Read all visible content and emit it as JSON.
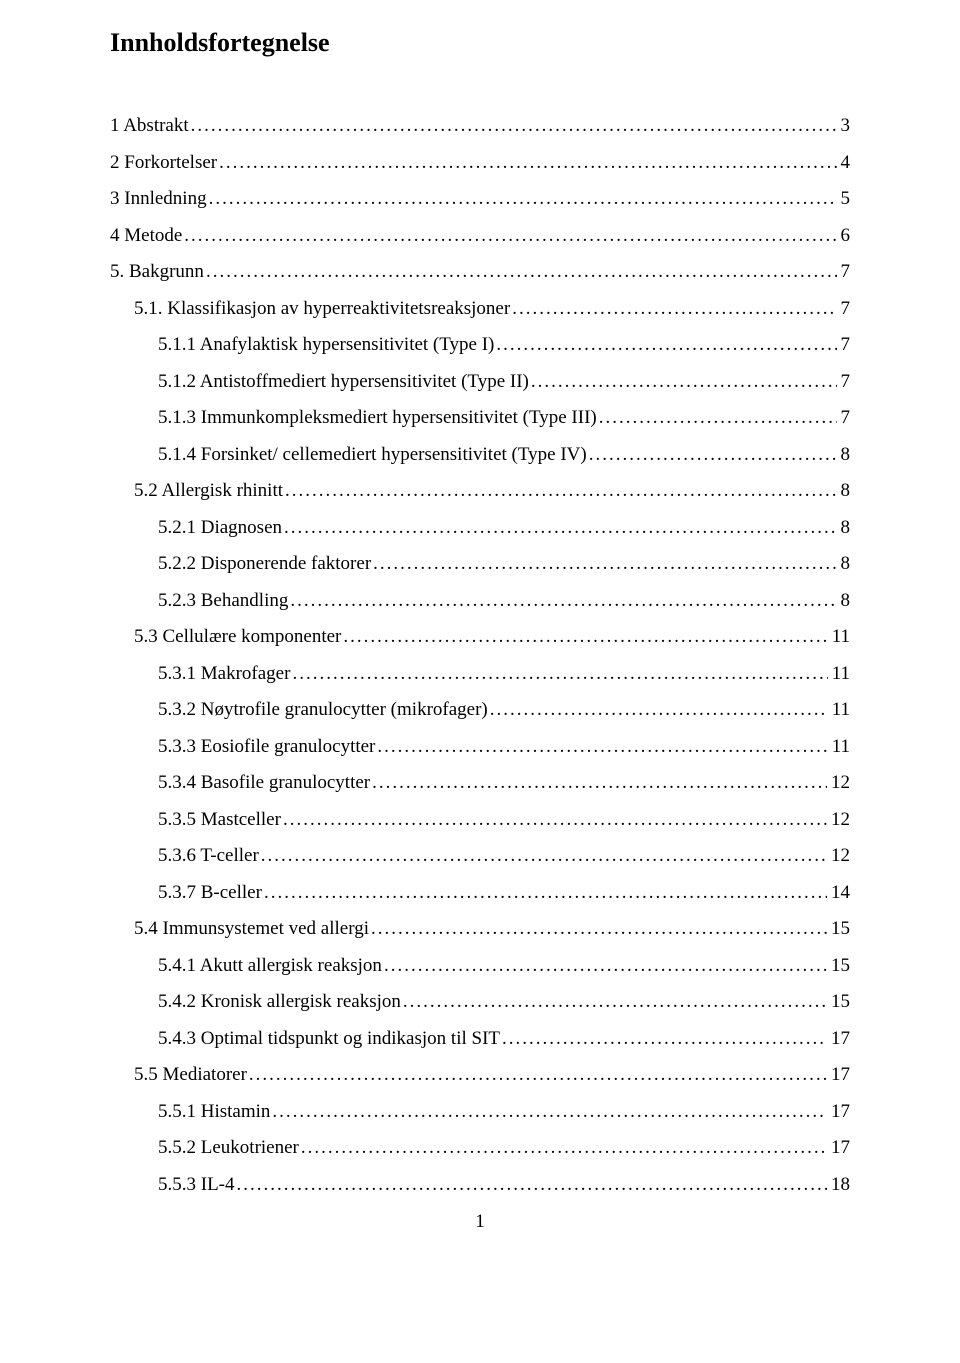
{
  "title": "Innholdsfortegnelse",
  "page_number": "1",
  "toc": [
    {
      "indent": 0,
      "label": "1 Abstrakt",
      "page": "3"
    },
    {
      "indent": 0,
      "label": "2 Forkortelser",
      "page": "4"
    },
    {
      "indent": 0,
      "label": "3 Innledning",
      "page": "5"
    },
    {
      "indent": 0,
      "label": "4 Metode",
      "page": "6"
    },
    {
      "indent": 0,
      "label": "5. Bakgrunn",
      "page": "7"
    },
    {
      "indent": 1,
      "label": "5.1. Klassifikasjon av hyperreaktivitetsreaksjoner",
      "page": "7"
    },
    {
      "indent": 2,
      "label": "5.1.1 Anafylaktisk hypersensitivitet (Type I)",
      "page": "7"
    },
    {
      "indent": 2,
      "label": "5.1.2 Antistoffmediert hypersensitivitet (Type II)",
      "page": "7"
    },
    {
      "indent": 2,
      "label": "5.1.3 Immunkompleksmediert hypersensitivitet (Type III)",
      "page": "7"
    },
    {
      "indent": 2,
      "label": "5.1.4 Forsinket/ cellemediert hypersensitivitet (Type IV)",
      "page": "8"
    },
    {
      "indent": 1,
      "label": "5.2 Allergisk rhinitt",
      "page": "8"
    },
    {
      "indent": 2,
      "label": "5.2.1 Diagnosen",
      "page": "8"
    },
    {
      "indent": 2,
      "label": "5.2.2 Disponerende faktorer",
      "page": "8"
    },
    {
      "indent": 2,
      "label": "5.2.3 Behandling",
      "page": "8"
    },
    {
      "indent": 1,
      "label": "5.3 Cellulære komponenter",
      "page": "11"
    },
    {
      "indent": 2,
      "label": "5.3.1 Makrofager",
      "page": "11"
    },
    {
      "indent": 2,
      "label": "5.3.2 Nøytrofile granulocytter (mikrofager)",
      "page": "11"
    },
    {
      "indent": 2,
      "label": "5.3.3 Eosiofile granulocytter",
      "page": "11"
    },
    {
      "indent": 2,
      "label": "5.3.4 Basofile granulocytter",
      "page": "12"
    },
    {
      "indent": 2,
      "label": "5.3.5 Mastceller",
      "page": "12"
    },
    {
      "indent": 2,
      "label": "5.3.6 T-celler",
      "page": "12"
    },
    {
      "indent": 2,
      "label": "5.3.7 B-celler",
      "page": "14"
    },
    {
      "indent": 1,
      "label": "5.4 Immunsystemet ved allergi",
      "page": "15"
    },
    {
      "indent": 2,
      "label": "5.4.1 Akutt allergisk reaksjon",
      "page": "15"
    },
    {
      "indent": 2,
      "label": "5.4.2 Kronisk allergisk reaksjon",
      "page": "15"
    },
    {
      "indent": 2,
      "label": "5.4.3 Optimal tidspunkt og indikasjon til SIT",
      "page": "17"
    },
    {
      "indent": 1,
      "label": "5.5 Mediatorer",
      "page": "17"
    },
    {
      "indent": 2,
      "label": "5.5.1 Histamin",
      "page": "17"
    },
    {
      "indent": 2,
      "label": "5.5.2 Leukotriener",
      "page": "17"
    },
    {
      "indent": 2,
      "label": "5.5.3 IL-4",
      "page": "18"
    }
  ]
}
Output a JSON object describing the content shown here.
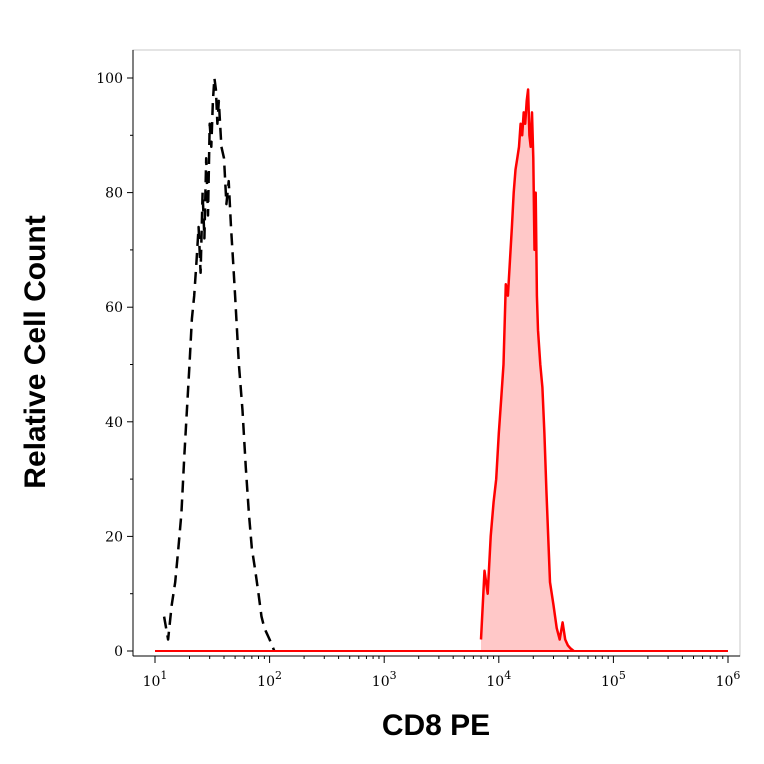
{
  "chart_data": {
    "type": "area",
    "xlabel": "CD8 PE",
    "ylabel": "Relative Cell Count",
    "x_scale": "log",
    "xlim": [
      10,
      1000000
    ],
    "ylim": [
      0,
      100
    ],
    "yticks": [
      {
        "value": 0,
        "label": "0"
      },
      {
        "value": 20,
        "label": "20"
      },
      {
        "value": 40,
        "label": "40"
      },
      {
        "value": 60,
        "label": "60"
      },
      {
        "value": 80,
        "label": "80"
      },
      {
        "value": 100,
        "label": "100"
      }
    ],
    "xticks": [
      {
        "value": 10,
        "base": "10",
        "exp": "1"
      },
      {
        "value": 100,
        "base": "10",
        "exp": "2"
      },
      {
        "value": 1000,
        "base": "10",
        "exp": "3"
      },
      {
        "value": 10000,
        "base": "10",
        "exp": "4"
      },
      {
        "value": 100000,
        "base": "10",
        "exp": "5"
      },
      {
        "value": 1000000,
        "base": "10",
        "exp": "6"
      }
    ],
    "grid": false,
    "legend": "none",
    "series": [
      {
        "style": "dashed",
        "color": "#000000",
        "fill": "none",
        "x": [
          12,
          13,
          14,
          15,
          16,
          17,
          18,
          19,
          20,
          21,
          22,
          23,
          24,
          25,
          26,
          27,
          28,
          29,
          30,
          31,
          32,
          33,
          34,
          35,
          36,
          38,
          40,
          42,
          44,
          46,
          48,
          50,
          54,
          58,
          62,
          66,
          70,
          75,
          80,
          85,
          90,
          95,
          100,
          105,
          110
        ],
        "y": [
          6,
          2,
          8,
          12,
          18,
          24,
          34,
          42,
          50,
          58,
          62,
          68,
          74,
          66,
          80,
          72,
          86,
          76,
          92,
          88,
          96,
          100,
          98,
          92,
          96,
          88,
          86,
          78,
          82,
          74,
          68,
          62,
          50,
          42,
          32,
          24,
          18,
          14,
          10,
          6,
          4,
          3,
          2,
          1,
          0
        ]
      },
      {
        "style": "solid",
        "color": "#ff0000",
        "fill": "#ffc8c8",
        "x": [
          7000,
          7500,
          8000,
          8500,
          9000,
          9500,
          10000,
          10500,
          11000,
          11500,
          12000,
          12500,
          13000,
          13500,
          14000,
          14500,
          15000,
          15500,
          16000,
          16500,
          17000,
          17500,
          18000,
          18500,
          19000,
          19500,
          20000,
          20500,
          21000,
          21500,
          22000,
          23000,
          24000,
          25000,
          26000,
          27000,
          28000,
          30000,
          32000,
          34000,
          36000,
          38000,
          40000,
          42000,
          45000
        ],
        "y": [
          2,
          14,
          10,
          20,
          26,
          30,
          38,
          44,
          50,
          64,
          62,
          68,
          74,
          80,
          84,
          86,
          88,
          92,
          90,
          94,
          92,
          96,
          98,
          90,
          88,
          94,
          86,
          70,
          80,
          62,
          56,
          50,
          46,
          38,
          28,
          20,
          12,
          8,
          4,
          2,
          5,
          2,
          1,
          0.5,
          0
        ]
      }
    ]
  }
}
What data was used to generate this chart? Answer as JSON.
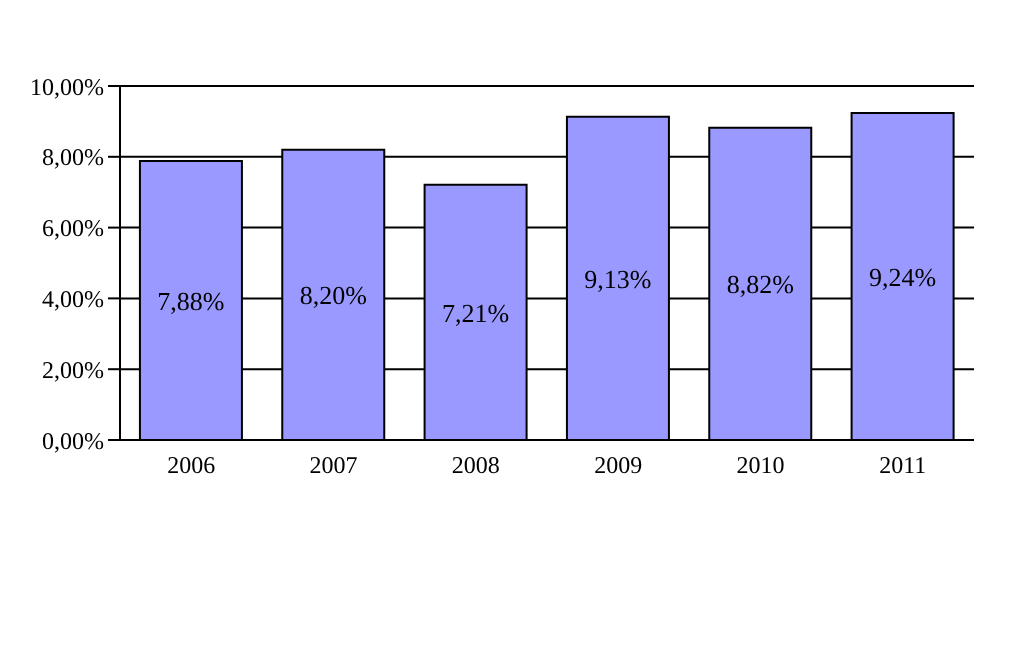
{
  "chart_data": {
    "type": "bar",
    "categories": [
      "2006",
      "2007",
      "2008",
      "2009",
      "2010",
      "2011"
    ],
    "values": [
      7.88,
      8.2,
      7.21,
      9.13,
      8.82,
      9.24
    ],
    "value_labels": [
      "7,88%",
      "8,20%",
      "7,21%",
      "9,13%",
      "8,82%",
      "9,24%"
    ],
    "color": "#9999ff",
    "ylim": [
      0,
      10
    ],
    "yticks": [
      {
        "value": 0,
        "label": "0,00%"
      },
      {
        "value": 2,
        "label": "2,00%"
      },
      {
        "value": 4,
        "label": "4,00%"
      },
      {
        "value": 6,
        "label": "6,00%"
      },
      {
        "value": 8,
        "label": "8,00%"
      },
      {
        "value": 10,
        "label": "10,00%"
      }
    ],
    "grid": "y"
  }
}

## Work to complete:
Reproduce each line from the records that contains the word "hypersensitivitet".

## Task solution:
      "label": "5.1.1 Anafylaktisk hypersensitivitet (Type I)",
      "label": "5.1.2 Antistoffmediert hypersensitivitet (Type II)",
      "label": "5.1.3 Immunkompleksmediert hypersensitivitet (Type III)",
      "label": "5.1.4 Forsinket/ cellemediert hypersensitivitet (Type IV)",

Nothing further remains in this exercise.